* [WHAT THE TASK ASKS]
Please reproduce every record, keeping each one exactly as written.

* [SUPPLIED ENTRIES]
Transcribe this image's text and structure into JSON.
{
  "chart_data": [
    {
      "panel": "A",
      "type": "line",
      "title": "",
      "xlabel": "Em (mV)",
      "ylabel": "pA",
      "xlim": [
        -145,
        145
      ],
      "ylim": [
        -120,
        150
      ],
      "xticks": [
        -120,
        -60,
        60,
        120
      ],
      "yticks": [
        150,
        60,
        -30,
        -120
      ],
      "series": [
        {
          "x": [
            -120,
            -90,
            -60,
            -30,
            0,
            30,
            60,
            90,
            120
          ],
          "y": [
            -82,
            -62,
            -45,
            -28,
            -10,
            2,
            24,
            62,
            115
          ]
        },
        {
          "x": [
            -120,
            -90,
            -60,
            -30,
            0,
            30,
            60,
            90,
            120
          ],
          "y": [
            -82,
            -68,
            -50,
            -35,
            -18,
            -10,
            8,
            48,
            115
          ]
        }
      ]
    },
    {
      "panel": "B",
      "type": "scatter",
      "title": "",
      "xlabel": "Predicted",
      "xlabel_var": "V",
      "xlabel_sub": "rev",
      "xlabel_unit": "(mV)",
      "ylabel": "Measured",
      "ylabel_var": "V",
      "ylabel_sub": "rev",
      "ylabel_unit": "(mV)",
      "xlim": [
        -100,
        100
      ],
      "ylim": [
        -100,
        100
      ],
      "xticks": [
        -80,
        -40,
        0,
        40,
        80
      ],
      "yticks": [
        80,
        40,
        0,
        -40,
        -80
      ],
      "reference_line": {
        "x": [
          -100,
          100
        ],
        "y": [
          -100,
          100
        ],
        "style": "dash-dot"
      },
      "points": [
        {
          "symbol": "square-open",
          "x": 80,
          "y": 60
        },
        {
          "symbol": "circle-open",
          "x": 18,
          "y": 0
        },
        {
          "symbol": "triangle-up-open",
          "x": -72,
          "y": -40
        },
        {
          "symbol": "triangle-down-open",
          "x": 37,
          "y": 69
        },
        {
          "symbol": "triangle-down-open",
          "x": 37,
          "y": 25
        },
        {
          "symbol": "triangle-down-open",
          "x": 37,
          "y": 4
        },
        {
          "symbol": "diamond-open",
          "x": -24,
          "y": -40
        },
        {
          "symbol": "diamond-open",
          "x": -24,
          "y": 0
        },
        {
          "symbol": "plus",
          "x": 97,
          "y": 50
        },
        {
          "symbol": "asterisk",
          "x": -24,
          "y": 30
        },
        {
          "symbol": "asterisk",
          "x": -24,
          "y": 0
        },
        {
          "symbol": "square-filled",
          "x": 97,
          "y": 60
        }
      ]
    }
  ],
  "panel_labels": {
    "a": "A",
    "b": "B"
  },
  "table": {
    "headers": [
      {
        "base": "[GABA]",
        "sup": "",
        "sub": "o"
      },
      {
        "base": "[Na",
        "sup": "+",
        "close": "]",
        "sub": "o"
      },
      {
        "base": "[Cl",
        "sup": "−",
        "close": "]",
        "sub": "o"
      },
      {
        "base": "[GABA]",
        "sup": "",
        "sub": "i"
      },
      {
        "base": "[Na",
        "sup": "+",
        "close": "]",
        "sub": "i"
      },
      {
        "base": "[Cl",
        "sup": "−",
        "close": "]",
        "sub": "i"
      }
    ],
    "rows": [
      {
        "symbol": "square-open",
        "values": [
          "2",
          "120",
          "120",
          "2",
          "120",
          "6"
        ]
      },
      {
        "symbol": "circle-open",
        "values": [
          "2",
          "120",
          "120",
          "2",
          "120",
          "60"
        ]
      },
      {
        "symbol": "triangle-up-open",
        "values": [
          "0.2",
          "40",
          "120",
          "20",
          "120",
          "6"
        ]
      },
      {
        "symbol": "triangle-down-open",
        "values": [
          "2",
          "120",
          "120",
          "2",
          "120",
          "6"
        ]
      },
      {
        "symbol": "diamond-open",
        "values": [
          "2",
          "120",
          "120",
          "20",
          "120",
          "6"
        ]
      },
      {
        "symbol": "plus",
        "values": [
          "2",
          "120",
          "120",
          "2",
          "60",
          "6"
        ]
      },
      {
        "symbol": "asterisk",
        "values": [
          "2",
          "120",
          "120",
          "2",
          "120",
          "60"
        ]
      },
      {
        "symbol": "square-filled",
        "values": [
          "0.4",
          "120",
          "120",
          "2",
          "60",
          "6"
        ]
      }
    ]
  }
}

* [ANSWER IN FULL]
Transcribe this image's text and structure into JSON.
{
  "chart_data": [
    {
      "panel": "A",
      "type": "line",
      "title": "",
      "xlabel": "Em (mV)",
      "ylabel": "pA",
      "xlim": [
        -145,
        145
      ],
      "ylim": [
        -120,
        150
      ],
      "xticks": [
        -120,
        -60,
        60,
        120
      ],
      "yticks": [
        150,
        60,
        -30,
        -120
      ],
      "series": [
        {
          "x": [
            -120,
            -90,
            -60,
            -30,
            0,
            30,
            60,
            90,
            120
          ],
          "y": [
            -82,
            -62,
            -45,
            -28,
            -10,
            2,
            24,
            62,
            115
          ]
        },
        {
          "x": [
            -120,
            -90,
            -60,
            -30,
            0,
            30,
            60,
            90,
            120
          ],
          "y": [
            -82,
            -68,
            -50,
            -35,
            -18,
            -10,
            8,
            48,
            115
          ]
        }
      ]
    },
    {
      "panel": "B",
      "type": "scatter",
      "title": "",
      "xlabel": "Predicted",
      "xlabel_var": "V",
      "xlabel_sub": "rev",
      "xlabel_unit": "(mV)",
      "ylabel": "Measured",
      "ylabel_var": "V",
      "ylabel_sub": "rev",
      "ylabel_unit": "(mV)",
      "xlim": [
        -100,
        100
      ],
      "ylim": [
        -100,
        100
      ],
      "xticks": [
        -80,
        -40,
        0,
        40,
        80
      ],
      "yticks": [
        80,
        40,
        0,
        -40,
        -80
      ],
      "reference_line": {
        "x": [
          -100,
          100
        ],
        "y": [
          -100,
          100
        ],
        "style": "dash-dot"
      },
      "points": [
        {
          "symbol": "square-open",
          "x": 80,
          "y": 60
        },
        {
          "symbol": "circle-open",
          "x": 18,
          "y": 0
        },
        {
          "symbol": "triangle-up-open",
          "x": -72,
          "y": -40
        },
        {
          "symbol": "triangle-down-open",
          "x": 37,
          "y": 69
        },
        {
          "symbol": "triangle-down-open",
          "x": 37,
          "y": 25
        },
        {
          "symbol": "triangle-down-open",
          "x": 37,
          "y": 4
        },
        {
          "symbol": "diamond-open",
          "x": -24,
          "y": -40
        },
        {
          "symbol": "diamond-open",
          "x": -24,
          "y": 0
        },
        {
          "symbol": "plus",
          "x": 97,
          "y": 50
        },
        {
          "symbol": "asterisk",
          "x": -24,
          "y": 30
        },
        {
          "symbol": "asterisk",
          "x": -24,
          "y": 0
        },
        {
          "symbol": "square-filled",
          "x": 97,
          "y": 60
        }
      ]
    }
  ],
  "panel_labels": {
    "a": "A",
    "b": "B"
  },
  "table": {
    "headers": [
      {
        "base": "[GABA]",
        "sup": "",
        "sub": "o"
      },
      {
        "base": "[Na",
        "sup": "+",
        "close": "]",
        "sub": "o"
      },
      {
        "base": "[Cl",
        "sup": "−",
        "close": "]",
        "sub": "o"
      },
      {
        "base": "[GABA]",
        "sup": "",
        "sub": "i"
      },
      {
        "base": "[Na",
        "sup": "+",
        "close": "]",
        "sub": "i"
      },
      {
        "base": "[Cl",
        "sup": "−",
        "close": "]",
        "sub": "i"
      }
    ],
    "rows": [
      {
        "symbol": "square-open",
        "values": [
          "2",
          "120",
          "120",
          "2",
          "120",
          "6"
        ]
      },
      {
        "symbol": "circle-open",
        "values": [
          "2",
          "120",
          "120",
          "2",
          "120",
          "60"
        ]
      },
      {
        "symbol": "triangle-up-open",
        "values": [
          "0.2",
          "40",
          "120",
          "20",
          "120",
          "6"
        ]
      },
      {
        "symbol": "triangle-down-open",
        "values": [
          "2",
          "120",
          "120",
          "2",
          "120",
          "6"
        ]
      },
      {
        "symbol": "diamond-open",
        "values": [
          "2",
          "120",
          "120",
          "20",
          "120",
          "6"
        ]
      },
      {
        "symbol": "plus",
        "values": [
          "2",
          "120",
          "120",
          "2",
          "60",
          "6"
        ]
      },
      {
        "symbol": "asterisk",
        "values": [
          "2",
          "120",
          "120",
          "2",
          "120",
          "60"
        ]
      },
      {
        "symbol": "square-filled",
        "values": [
          "0.4",
          "120",
          "120",
          "2",
          "60",
          "6"
        ]
      }
    ]
  }
}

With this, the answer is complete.